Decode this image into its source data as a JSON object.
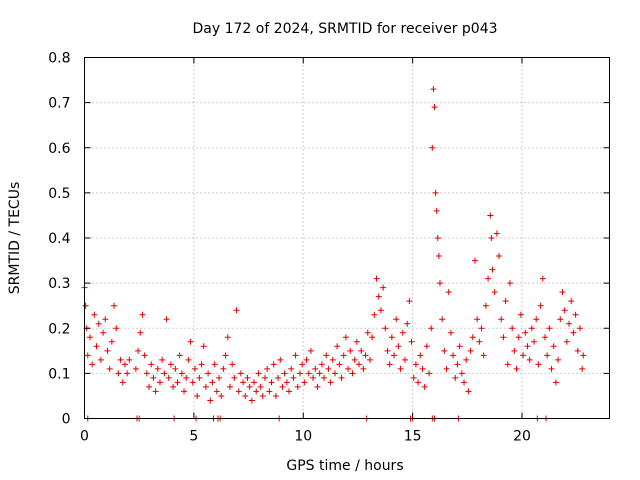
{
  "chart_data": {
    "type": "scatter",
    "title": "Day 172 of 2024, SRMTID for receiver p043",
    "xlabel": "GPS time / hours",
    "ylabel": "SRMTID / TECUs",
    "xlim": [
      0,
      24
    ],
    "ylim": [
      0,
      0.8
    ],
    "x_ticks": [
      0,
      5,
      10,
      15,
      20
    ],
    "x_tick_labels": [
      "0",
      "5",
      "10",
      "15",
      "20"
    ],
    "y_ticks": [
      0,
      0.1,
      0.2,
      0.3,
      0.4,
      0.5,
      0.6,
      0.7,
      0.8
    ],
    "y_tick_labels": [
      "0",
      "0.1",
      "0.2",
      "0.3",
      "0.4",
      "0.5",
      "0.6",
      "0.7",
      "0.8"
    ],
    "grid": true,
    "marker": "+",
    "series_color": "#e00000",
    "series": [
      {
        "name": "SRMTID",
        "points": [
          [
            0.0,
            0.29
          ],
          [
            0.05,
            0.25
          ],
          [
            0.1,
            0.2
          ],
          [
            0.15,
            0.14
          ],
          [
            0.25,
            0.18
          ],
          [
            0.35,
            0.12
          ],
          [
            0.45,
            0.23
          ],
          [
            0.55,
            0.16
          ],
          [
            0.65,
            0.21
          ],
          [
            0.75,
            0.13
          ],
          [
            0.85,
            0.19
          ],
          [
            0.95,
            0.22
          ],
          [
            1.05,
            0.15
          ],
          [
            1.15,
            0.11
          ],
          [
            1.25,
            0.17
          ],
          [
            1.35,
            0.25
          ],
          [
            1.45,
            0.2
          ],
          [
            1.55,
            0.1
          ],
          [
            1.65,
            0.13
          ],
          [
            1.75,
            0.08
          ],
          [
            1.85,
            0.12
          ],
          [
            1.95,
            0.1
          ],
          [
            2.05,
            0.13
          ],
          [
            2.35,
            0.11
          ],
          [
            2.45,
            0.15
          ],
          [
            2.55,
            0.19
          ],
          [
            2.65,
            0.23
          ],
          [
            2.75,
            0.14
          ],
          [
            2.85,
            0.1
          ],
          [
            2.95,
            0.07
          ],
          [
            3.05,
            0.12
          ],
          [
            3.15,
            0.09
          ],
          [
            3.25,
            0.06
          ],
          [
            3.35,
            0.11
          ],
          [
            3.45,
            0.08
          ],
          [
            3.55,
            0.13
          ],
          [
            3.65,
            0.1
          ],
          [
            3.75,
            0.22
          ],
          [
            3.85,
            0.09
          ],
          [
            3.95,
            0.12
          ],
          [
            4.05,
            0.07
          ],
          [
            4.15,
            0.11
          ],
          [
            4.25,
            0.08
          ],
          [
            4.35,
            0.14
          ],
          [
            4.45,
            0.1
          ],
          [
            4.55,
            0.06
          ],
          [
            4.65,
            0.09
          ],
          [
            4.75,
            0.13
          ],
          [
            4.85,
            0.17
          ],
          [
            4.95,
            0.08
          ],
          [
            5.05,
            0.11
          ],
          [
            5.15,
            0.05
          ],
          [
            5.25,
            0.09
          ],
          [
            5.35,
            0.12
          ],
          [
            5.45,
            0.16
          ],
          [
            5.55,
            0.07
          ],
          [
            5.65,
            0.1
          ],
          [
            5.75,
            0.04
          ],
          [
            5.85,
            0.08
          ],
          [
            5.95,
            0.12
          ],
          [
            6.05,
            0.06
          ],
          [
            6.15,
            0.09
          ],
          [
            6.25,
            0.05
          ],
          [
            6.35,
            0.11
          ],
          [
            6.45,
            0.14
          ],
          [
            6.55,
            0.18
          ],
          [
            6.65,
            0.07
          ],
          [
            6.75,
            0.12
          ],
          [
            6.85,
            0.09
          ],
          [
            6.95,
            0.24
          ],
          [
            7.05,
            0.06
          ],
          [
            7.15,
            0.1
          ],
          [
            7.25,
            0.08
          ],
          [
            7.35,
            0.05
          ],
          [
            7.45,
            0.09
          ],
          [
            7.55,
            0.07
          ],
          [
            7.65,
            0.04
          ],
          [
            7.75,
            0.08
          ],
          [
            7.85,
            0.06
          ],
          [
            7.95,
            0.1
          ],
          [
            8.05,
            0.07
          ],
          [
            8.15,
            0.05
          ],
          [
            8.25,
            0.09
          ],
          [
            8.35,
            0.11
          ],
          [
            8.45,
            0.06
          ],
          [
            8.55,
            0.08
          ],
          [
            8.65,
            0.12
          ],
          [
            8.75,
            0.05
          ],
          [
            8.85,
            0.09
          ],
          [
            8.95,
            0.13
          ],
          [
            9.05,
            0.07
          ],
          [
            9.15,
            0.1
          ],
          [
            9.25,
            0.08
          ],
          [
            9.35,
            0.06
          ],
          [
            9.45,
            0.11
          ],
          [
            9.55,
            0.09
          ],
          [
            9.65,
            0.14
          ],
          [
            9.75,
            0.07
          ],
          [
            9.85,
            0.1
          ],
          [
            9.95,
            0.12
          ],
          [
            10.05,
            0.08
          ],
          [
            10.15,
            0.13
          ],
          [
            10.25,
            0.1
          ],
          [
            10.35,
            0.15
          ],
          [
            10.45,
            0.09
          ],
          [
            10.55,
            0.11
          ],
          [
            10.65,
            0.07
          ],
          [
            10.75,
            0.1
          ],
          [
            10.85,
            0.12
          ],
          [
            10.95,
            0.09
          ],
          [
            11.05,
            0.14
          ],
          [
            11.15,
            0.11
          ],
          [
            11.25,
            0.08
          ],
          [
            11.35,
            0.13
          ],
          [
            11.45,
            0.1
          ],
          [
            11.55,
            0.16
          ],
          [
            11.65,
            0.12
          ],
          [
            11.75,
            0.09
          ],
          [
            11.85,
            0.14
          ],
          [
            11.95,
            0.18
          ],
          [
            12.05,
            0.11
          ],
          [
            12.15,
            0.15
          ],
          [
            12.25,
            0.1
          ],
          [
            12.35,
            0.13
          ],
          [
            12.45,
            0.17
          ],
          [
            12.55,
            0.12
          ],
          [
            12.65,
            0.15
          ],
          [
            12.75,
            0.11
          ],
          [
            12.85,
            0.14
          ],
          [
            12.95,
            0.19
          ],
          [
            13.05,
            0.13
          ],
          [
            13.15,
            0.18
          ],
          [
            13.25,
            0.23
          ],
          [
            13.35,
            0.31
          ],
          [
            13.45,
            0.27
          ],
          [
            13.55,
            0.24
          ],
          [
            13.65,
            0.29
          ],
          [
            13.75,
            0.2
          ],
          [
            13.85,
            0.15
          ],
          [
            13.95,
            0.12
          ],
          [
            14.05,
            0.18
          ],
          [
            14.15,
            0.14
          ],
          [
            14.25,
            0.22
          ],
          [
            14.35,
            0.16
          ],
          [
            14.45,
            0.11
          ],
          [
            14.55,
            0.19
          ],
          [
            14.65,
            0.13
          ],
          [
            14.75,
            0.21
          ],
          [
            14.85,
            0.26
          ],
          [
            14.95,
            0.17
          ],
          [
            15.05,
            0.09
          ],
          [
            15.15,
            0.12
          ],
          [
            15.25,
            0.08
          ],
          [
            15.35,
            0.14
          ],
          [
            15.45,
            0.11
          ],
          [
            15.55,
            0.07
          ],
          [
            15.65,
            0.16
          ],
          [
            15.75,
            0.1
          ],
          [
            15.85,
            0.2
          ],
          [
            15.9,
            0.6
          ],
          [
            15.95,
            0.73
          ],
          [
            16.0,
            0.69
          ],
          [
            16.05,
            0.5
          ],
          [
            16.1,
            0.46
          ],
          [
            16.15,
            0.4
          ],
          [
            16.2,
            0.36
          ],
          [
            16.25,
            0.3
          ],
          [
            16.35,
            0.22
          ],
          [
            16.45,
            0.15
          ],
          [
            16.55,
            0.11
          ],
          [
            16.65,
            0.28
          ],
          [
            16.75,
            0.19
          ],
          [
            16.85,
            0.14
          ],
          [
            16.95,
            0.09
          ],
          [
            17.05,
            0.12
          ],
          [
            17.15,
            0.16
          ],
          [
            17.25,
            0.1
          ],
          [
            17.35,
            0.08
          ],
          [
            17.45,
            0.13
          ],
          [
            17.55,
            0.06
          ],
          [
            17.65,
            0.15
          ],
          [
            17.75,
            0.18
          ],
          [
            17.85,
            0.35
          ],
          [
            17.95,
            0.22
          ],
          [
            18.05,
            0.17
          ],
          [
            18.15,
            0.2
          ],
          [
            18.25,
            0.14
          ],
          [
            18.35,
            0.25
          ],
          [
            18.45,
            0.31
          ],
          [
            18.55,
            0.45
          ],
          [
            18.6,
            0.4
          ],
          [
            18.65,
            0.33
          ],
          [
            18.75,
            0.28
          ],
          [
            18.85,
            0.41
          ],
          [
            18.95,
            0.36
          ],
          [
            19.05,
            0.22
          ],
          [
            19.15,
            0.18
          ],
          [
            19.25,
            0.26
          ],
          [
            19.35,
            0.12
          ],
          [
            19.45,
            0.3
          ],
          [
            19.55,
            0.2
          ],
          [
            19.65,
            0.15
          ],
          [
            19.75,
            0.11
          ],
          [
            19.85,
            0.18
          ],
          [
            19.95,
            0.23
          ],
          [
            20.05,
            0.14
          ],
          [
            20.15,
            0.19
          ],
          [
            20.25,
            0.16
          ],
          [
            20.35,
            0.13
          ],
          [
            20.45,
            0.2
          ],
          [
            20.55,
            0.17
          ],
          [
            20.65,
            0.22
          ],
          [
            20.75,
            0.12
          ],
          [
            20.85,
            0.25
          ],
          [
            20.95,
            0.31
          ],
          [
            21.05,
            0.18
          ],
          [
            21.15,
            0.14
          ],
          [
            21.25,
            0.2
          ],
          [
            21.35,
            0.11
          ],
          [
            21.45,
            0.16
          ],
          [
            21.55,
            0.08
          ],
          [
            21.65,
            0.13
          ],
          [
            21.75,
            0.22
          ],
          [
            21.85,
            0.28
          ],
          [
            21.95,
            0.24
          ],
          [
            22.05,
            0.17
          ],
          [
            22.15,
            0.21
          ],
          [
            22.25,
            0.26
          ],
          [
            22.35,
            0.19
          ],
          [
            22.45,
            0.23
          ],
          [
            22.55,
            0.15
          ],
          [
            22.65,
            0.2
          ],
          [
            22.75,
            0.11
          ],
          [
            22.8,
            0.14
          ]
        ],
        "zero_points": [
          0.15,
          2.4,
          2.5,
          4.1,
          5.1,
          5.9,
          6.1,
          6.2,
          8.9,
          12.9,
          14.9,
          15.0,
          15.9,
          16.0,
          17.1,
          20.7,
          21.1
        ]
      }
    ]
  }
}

WORK REQUIRED >> Some lines of the records may hold the word "SRMTID". How many do? Answer with a number and nothing else.

REPLY >> 3